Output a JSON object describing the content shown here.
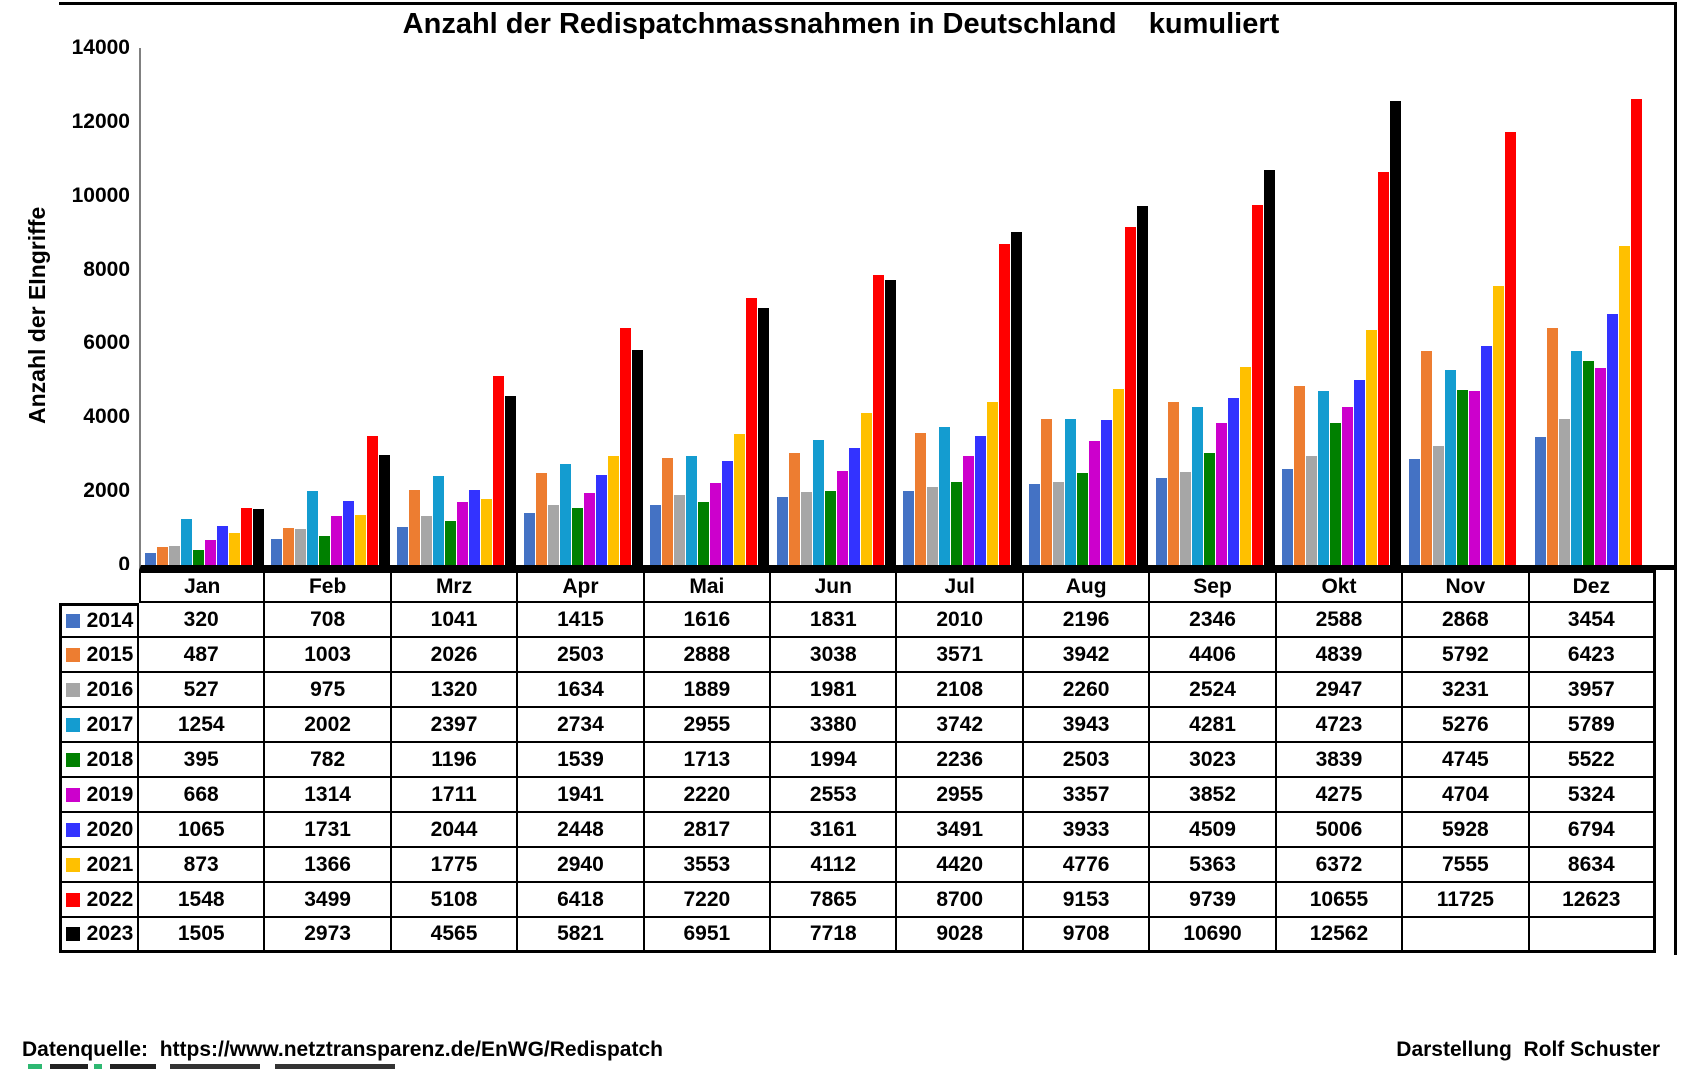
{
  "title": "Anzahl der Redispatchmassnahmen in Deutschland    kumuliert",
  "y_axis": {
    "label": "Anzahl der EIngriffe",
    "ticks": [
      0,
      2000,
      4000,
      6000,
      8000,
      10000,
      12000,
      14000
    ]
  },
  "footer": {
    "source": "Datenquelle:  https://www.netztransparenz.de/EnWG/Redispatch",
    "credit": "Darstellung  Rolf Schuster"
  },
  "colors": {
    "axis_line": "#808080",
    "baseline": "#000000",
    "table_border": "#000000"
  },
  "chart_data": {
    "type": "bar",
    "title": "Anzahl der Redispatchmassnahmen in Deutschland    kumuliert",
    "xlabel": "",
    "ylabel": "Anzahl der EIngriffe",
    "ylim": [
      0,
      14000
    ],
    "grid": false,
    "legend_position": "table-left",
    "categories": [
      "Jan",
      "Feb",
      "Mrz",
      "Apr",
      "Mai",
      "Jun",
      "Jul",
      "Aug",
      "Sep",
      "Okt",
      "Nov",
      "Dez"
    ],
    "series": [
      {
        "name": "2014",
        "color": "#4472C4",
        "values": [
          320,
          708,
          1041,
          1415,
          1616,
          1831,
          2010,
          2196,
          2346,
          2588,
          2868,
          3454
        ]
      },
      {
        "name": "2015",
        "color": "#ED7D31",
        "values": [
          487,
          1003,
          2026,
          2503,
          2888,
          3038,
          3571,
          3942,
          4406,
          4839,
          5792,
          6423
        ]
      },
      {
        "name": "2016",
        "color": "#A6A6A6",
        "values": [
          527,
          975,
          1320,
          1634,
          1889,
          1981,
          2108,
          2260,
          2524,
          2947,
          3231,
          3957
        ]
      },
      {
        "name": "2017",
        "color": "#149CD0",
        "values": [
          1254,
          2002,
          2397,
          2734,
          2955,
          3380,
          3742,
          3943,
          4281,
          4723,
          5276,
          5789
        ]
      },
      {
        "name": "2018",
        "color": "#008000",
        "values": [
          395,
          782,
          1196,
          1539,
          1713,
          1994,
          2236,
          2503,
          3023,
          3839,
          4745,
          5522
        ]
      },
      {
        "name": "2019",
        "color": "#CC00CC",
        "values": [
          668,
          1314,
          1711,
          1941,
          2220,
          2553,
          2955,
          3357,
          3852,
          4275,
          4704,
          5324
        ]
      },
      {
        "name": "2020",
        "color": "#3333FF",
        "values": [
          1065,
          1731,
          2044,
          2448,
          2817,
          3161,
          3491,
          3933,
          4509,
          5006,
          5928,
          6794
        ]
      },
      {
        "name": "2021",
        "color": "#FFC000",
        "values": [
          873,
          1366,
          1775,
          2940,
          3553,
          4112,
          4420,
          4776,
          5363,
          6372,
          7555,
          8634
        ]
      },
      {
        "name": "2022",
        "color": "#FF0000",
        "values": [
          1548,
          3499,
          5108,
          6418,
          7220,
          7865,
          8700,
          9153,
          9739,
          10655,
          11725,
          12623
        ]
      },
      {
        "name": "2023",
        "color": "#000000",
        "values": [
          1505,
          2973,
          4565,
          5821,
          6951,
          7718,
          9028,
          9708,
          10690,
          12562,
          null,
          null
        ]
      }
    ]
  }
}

___

◆ **What to work on**:
Repeat the records above exactly, omitting every picture.

◆ **Output**:
Output a JSON object describing the content shown here.
{
  "title": "Anzahl der Redispatchmassnahmen in Deutschland    kumuliert",
  "y_axis": {
    "label": "Anzahl der EIngriffe",
    "ticks": [
      0,
      2000,
      4000,
      6000,
      8000,
      10000,
      12000,
      14000
    ]
  },
  "footer": {
    "source": "Datenquelle:  https://www.netztransparenz.de/EnWG/Redispatch",
    "credit": "Darstellung  Rolf Schuster"
  },
  "colors": {
    "axis_line": "#808080",
    "baseline": "#000000",
    "table_border": "#000000"
  },
  "chart_data": {
    "type": "bar",
    "title": "Anzahl der Redispatchmassnahmen in Deutschland    kumuliert",
    "xlabel": "",
    "ylabel": "Anzahl der EIngriffe",
    "ylim": [
      0,
      14000
    ],
    "grid": false,
    "legend_position": "table-left",
    "categories": [
      "Jan",
      "Feb",
      "Mrz",
      "Apr",
      "Mai",
      "Jun",
      "Jul",
      "Aug",
      "Sep",
      "Okt",
      "Nov",
      "Dez"
    ],
    "series": [
      {
        "name": "2014",
        "color": "#4472C4",
        "values": [
          320,
          708,
          1041,
          1415,
          1616,
          1831,
          2010,
          2196,
          2346,
          2588,
          2868,
          3454
        ]
      },
      {
        "name": "2015",
        "color": "#ED7D31",
        "values": [
          487,
          1003,
          2026,
          2503,
          2888,
          3038,
          3571,
          3942,
          4406,
          4839,
          5792,
          6423
        ]
      },
      {
        "name": "2016",
        "color": "#A6A6A6",
        "values": [
          527,
          975,
          1320,
          1634,
          1889,
          1981,
          2108,
          2260,
          2524,
          2947,
          3231,
          3957
        ]
      },
      {
        "name": "2017",
        "color": "#149CD0",
        "values": [
          1254,
          2002,
          2397,
          2734,
          2955,
          3380,
          3742,
          3943,
          4281,
          4723,
          5276,
          5789
        ]
      },
      {
        "name": "2018",
        "color": "#008000",
        "values": [
          395,
          782,
          1196,
          1539,
          1713,
          1994,
          2236,
          2503,
          3023,
          3839,
          4745,
          5522
        ]
      },
      {
        "name": "2019",
        "color": "#CC00CC",
        "values": [
          668,
          1314,
          1711,
          1941,
          2220,
          2553,
          2955,
          3357,
          3852,
          4275,
          4704,
          5324
        ]
      },
      {
        "name": "2020",
        "color": "#3333FF",
        "values": [
          1065,
          1731,
          2044,
          2448,
          2817,
          3161,
          3491,
          3933,
          4509,
          5006,
          5928,
          6794
        ]
      },
      {
        "name": "2021",
        "color": "#FFC000",
        "values": [
          873,
          1366,
          1775,
          2940,
          3553,
          4112,
          4420,
          4776,
          5363,
          6372,
          7555,
          8634
        ]
      },
      {
        "name": "2022",
        "color": "#FF0000",
        "values": [
          1548,
          3499,
          5108,
          6418,
          7220,
          7865,
          8700,
          9153,
          9739,
          10655,
          11725,
          12623
        ]
      },
      {
        "name": "2023",
        "color": "#000000",
        "values": [
          1505,
          2973,
          4565,
          5821,
          6951,
          7718,
          9028,
          9708,
          10690,
          12562,
          null,
          null
        ]
      }
    ]
  }
}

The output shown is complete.